AIM OF THE EXERCISE:
Return every line of the records below unchanged, character for character.

>> BEGIN DATA EXCERPTS

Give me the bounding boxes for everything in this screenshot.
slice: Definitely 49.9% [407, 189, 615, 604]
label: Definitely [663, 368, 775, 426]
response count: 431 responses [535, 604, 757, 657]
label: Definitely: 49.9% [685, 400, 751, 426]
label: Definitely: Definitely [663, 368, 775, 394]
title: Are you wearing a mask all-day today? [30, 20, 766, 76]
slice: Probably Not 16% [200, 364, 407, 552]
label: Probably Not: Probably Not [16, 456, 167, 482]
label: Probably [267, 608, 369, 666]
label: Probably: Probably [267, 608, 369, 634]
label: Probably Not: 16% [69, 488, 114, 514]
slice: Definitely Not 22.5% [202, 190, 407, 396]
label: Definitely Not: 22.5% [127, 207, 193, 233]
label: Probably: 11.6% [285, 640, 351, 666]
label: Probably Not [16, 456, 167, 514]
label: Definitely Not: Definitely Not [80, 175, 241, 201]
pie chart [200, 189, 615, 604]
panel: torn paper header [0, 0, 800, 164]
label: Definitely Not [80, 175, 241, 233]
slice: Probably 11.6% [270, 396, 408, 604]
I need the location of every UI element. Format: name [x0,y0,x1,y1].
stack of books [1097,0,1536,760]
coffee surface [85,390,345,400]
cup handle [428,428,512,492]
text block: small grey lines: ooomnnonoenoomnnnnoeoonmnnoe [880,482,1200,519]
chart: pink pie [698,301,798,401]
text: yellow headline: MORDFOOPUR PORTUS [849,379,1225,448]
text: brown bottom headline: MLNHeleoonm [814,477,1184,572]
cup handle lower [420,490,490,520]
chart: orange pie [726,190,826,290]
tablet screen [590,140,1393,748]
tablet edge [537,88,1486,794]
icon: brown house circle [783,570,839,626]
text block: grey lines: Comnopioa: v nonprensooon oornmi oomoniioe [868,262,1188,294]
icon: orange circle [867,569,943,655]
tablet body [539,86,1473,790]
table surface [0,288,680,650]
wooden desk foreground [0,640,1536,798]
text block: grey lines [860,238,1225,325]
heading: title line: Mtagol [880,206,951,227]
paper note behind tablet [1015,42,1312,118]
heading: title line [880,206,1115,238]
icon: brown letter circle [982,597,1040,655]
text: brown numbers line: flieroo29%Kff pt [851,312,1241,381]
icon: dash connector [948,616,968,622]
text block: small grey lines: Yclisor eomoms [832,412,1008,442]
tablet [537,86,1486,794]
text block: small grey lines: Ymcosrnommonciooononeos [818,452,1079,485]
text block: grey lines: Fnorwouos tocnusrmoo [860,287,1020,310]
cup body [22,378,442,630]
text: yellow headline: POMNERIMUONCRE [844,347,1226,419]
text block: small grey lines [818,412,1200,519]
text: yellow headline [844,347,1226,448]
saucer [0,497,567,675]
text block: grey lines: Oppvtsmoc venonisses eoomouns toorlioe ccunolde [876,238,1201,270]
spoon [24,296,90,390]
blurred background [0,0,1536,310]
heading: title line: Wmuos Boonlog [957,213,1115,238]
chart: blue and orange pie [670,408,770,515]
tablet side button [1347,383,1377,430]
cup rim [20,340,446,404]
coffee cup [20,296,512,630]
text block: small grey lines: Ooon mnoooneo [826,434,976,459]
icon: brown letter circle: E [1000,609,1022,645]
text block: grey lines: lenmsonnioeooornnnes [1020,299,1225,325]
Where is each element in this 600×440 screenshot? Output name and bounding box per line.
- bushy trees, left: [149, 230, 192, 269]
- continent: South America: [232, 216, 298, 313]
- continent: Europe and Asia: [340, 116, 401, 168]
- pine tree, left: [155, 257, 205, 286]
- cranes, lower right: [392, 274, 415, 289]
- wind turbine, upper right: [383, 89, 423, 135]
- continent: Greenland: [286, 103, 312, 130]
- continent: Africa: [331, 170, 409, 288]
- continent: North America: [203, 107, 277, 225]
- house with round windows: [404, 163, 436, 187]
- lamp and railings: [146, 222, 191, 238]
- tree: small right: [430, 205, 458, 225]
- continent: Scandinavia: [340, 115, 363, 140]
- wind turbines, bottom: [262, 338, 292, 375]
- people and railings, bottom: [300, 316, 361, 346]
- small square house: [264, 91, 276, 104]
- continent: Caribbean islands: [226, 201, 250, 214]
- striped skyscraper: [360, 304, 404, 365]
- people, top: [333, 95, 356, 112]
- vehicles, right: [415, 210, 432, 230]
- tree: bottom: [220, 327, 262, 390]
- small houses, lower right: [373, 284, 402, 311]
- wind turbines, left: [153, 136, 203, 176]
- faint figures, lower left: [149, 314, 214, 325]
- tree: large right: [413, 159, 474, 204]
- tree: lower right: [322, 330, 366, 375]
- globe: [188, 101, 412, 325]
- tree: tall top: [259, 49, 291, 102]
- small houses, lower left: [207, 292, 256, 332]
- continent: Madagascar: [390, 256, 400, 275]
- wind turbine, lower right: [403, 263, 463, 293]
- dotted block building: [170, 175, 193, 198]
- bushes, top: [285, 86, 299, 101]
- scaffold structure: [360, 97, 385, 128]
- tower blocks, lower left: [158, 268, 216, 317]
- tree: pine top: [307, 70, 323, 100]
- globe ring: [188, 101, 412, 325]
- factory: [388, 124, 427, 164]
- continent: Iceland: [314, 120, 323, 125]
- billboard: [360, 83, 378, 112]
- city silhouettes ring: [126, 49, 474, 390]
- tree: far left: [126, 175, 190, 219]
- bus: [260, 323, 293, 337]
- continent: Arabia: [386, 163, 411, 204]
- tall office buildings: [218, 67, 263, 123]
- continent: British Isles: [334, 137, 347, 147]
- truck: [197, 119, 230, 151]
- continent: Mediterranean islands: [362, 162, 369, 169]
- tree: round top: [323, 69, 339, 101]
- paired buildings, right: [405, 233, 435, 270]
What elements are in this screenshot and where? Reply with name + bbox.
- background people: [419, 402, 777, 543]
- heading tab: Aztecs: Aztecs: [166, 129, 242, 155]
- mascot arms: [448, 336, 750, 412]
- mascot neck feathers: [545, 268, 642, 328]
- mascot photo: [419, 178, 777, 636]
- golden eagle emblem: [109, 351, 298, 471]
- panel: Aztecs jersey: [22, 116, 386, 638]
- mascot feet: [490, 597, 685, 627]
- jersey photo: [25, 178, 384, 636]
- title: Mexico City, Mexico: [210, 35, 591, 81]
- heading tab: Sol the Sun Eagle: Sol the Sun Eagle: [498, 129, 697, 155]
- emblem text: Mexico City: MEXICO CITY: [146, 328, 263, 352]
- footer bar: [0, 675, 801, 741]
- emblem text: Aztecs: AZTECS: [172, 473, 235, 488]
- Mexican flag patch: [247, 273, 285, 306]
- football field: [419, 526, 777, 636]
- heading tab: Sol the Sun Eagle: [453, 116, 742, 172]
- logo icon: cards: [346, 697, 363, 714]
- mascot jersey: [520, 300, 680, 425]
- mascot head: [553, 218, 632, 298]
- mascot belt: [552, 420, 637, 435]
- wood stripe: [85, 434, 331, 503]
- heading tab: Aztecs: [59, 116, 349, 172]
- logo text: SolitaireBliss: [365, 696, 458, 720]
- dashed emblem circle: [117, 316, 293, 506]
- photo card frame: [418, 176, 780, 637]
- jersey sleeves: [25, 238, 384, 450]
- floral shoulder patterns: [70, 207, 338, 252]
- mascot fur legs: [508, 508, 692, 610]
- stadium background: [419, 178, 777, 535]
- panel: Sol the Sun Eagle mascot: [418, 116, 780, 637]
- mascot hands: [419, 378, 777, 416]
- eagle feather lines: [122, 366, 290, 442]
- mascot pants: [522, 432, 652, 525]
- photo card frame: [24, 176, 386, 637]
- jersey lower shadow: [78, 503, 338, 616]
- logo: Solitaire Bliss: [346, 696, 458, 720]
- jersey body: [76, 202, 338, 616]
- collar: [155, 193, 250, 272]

>> END DATA EXCERPTS

ANSWER IN FULL:
Give me the bounding boxes for everything in this screenshot.
slice: Definitely 49.9% [407, 189, 615, 604]
label: Definitely [663, 368, 775, 426]
response count: 431 responses [535, 604, 757, 657]
label: Definitely: 49.9% [685, 400, 751, 426]
label: Definitely: Definitely [663, 368, 775, 394]
title: Are you wearing a mask all-day today? [30, 20, 766, 76]
slice: Probably Not 16% [200, 364, 407, 552]
label: Probably Not: Probably Not [16, 456, 167, 482]
label: Probably [267, 608, 369, 666]
label: Probably: Probably [267, 608, 369, 634]
label: Probably Not: 16% [69, 488, 114, 514]
slice: Definitely Not 22.5% [202, 190, 407, 396]
label: Definitely Not: 22.5% [127, 207, 193, 233]
label: Probably: 11.6% [285, 640, 351, 666]
label: Probably Not [16, 456, 167, 514]
label: Definitely Not: Definitely Not [80, 175, 241, 201]
pie chart [200, 189, 615, 604]
panel: torn paper header [0, 0, 800, 164]
label: Definitely Not [80, 175, 241, 233]
slice: Probably 11.6% [270, 396, 408, 604]
I need the location of every UI element. Format: name [x0,y0,x1,y1].
stack of books [1097,0,1536,760]
coffee surface [85,390,345,400]
cup handle [428,428,512,492]
text block: small grey lines: ooomnnonoenoomnnnnoeoonmnnoe [880,482,1200,519]
chart: pink pie [698,301,798,401]
text: yellow headline: MORDFOOPUR PORTUS [849,379,1225,448]
text: brown bottom headline: MLNHeleoonm [814,477,1184,572]
cup handle lower [420,490,490,520]
chart: orange pie [726,190,826,290]
tablet screen [590,140,1393,748]
tablet edge [537,88,1486,794]
icon: brown house circle [783,570,839,626]
text block: grey lines: Comnopioa: v nonprensooon oornmi oomoniioe [868,262,1188,294]
icon: orange circle [867,569,943,655]
tablet body [539,86,1473,790]
table surface [0,288,680,650]
wooden desk foreground [0,640,1536,798]
text block: grey lines [860,238,1225,325]
heading: title line: Mtagol [880,206,951,227]
paper note behind tablet [1015,42,1312,118]
heading: title line [880,206,1115,238]
icon: brown letter circle [982,597,1040,655]
text: brown numbers line: flieroo29%Kff pt [851,312,1241,381]
icon: dash connector [948,616,968,622]
text block: small grey lines: Yclisor eomoms [832,412,1008,442]
tablet [537,86,1486,794]
text block: small grey lines: Ymcosrnommonciooononeos [818,452,1079,485]
text block: grey lines: Fnorwouos tocnusrmoo [860,287,1020,310]
cup body [22,378,442,630]
text: yellow headline: POMNERIMUONCRE [844,347,1226,419]
text block: small grey lines [818,412,1200,519]
text: yellow headline [844,347,1226,448]
saucer [0,497,567,675]
text block: grey lines: Oppvtsmoc venonisses eoomouns toorlioe ccunolde [876,238,1201,270]
spoon [24,296,90,390]
blurred background [0,0,1536,310]
heading: title line: Wmuos Boonlog [957,213,1115,238]
chart: blue and orange pie [670,408,770,515]
tablet side button [1347,383,1377,430]
cup rim [20,340,446,404]
coffee cup [20,296,512,630]
text block: small grey lines: Ooon mnoooneo [826,434,976,459]
icon: brown letter circle: E [1000,609,1022,645]
text block: grey lines: lenmsonnioeooornnnes [1020,299,1225,325]
Where is each element in this 600×440 screenshot? Output name and bounding box per line.
- bushy trees, left: [149, 230, 192, 269]
- continent: South America: [232, 216, 298, 313]
- continent: Europe and Asia: [340, 116, 401, 168]
- pine tree, left: [155, 257, 205, 286]
- cranes, lower right: [392, 274, 415, 289]
- wind turbine, upper right: [383, 89, 423, 135]
- continent: Greenland: [286, 103, 312, 130]
- continent: Africa: [331, 170, 409, 288]
- continent: North America: [203, 107, 277, 225]
- house with round windows: [404, 163, 436, 187]
- lamp and railings: [146, 222, 191, 238]
- tree: small right: [430, 205, 458, 225]
- continent: Scandinavia: [340, 115, 363, 140]
- wind turbines, bottom: [262, 338, 292, 375]
- people and railings, bottom: [300, 316, 361, 346]
- small square house: [264, 91, 276, 104]
- continent: Caribbean islands: [226, 201, 250, 214]
- striped skyscraper: [360, 304, 404, 365]
- people, top: [333, 95, 356, 112]
- vehicles, right: [415, 210, 432, 230]
- tree: bottom: [220, 327, 262, 390]
- small houses, lower right: [373, 284, 402, 311]
- wind turbines, left: [153, 136, 203, 176]
- faint figures, lower left: [149, 314, 214, 325]
- tree: large right: [413, 159, 474, 204]
- tree: lower right: [322, 330, 366, 375]
- globe: [188, 101, 412, 325]
- tree: tall top: [259, 49, 291, 102]
- small houses, lower left: [207, 292, 256, 332]
- continent: Madagascar: [390, 256, 400, 275]
- wind turbine, lower right: [403, 263, 463, 293]
- dotted block building: [170, 175, 193, 198]
- bushes, top: [285, 86, 299, 101]
- scaffold structure: [360, 97, 385, 128]
- tower blocks, lower left: [158, 268, 216, 317]
- tree: pine top: [307, 70, 323, 100]
- globe ring: [188, 101, 412, 325]
- factory: [388, 124, 427, 164]
- continent: Iceland: [314, 120, 323, 125]
- billboard: [360, 83, 378, 112]
- city silhouettes ring: [126, 49, 474, 390]
- tree: far left: [126, 175, 190, 219]
- bus: [260, 323, 293, 337]
- continent: Arabia: [386, 163, 411, 204]
- tall office buildings: [218, 67, 263, 123]
- continent: British Isles: [334, 137, 347, 147]
- truck: [197, 119, 230, 151]
- continent: Mediterranean islands: [362, 162, 369, 169]
- tree: round top: [323, 69, 339, 101]
- paired buildings, right: [405, 233, 435, 270]
What elements are in this screenshot and where? Reply with name + bbox.
- background people: [419, 402, 777, 543]
- heading tab: Aztecs: Aztecs: [166, 129, 242, 155]
- mascot arms: [448, 336, 750, 412]
- mascot neck feathers: [545, 268, 642, 328]
- mascot photo: [419, 178, 777, 636]
- golden eagle emblem: [109, 351, 298, 471]
- panel: Aztecs jersey: [22, 116, 386, 638]
- mascot feet: [490, 597, 685, 627]
- jersey photo: [25, 178, 384, 636]
- title: Mexico City, Mexico: [210, 35, 591, 81]
- heading tab: Sol the Sun Eagle: Sol the Sun Eagle: [498, 129, 697, 155]
- emblem text: Mexico City: MEXICO CITY: [146, 328, 263, 352]
- footer bar: [0, 675, 801, 741]
- emblem text: Aztecs: AZTECS: [172, 473, 235, 488]
- Mexican flag patch: [247, 273, 285, 306]
- football field: [419, 526, 777, 636]
- heading tab: Sol the Sun Eagle: [453, 116, 742, 172]
- logo icon: cards: [346, 697, 363, 714]
- mascot jersey: [520, 300, 680, 425]
- mascot head: [553, 218, 632, 298]
- mascot belt: [552, 420, 637, 435]
- wood stripe: [85, 434, 331, 503]
- heading tab: Aztecs: [59, 116, 349, 172]
- logo text: SolitaireBliss: [365, 696, 458, 720]
- dashed emblem circle: [117, 316, 293, 506]
- photo card frame: [418, 176, 780, 637]
- jersey sleeves: [25, 238, 384, 450]
- floral shoulder patterns: [70, 207, 338, 252]
- mascot fur legs: [508, 508, 692, 610]
- stadium background: [419, 178, 777, 535]
- panel: Sol the Sun Eagle mascot: [418, 116, 780, 637]
- mascot hands: [419, 378, 777, 416]
- eagle feather lines: [122, 366, 290, 442]
- mascot pants: [522, 432, 652, 525]
- photo card frame: [24, 176, 386, 637]
- jersey lower shadow: [78, 503, 338, 616]
- logo: Solitaire Bliss: [346, 696, 458, 720]
- jersey body: [76, 202, 338, 616]
- collar: [155, 193, 250, 272]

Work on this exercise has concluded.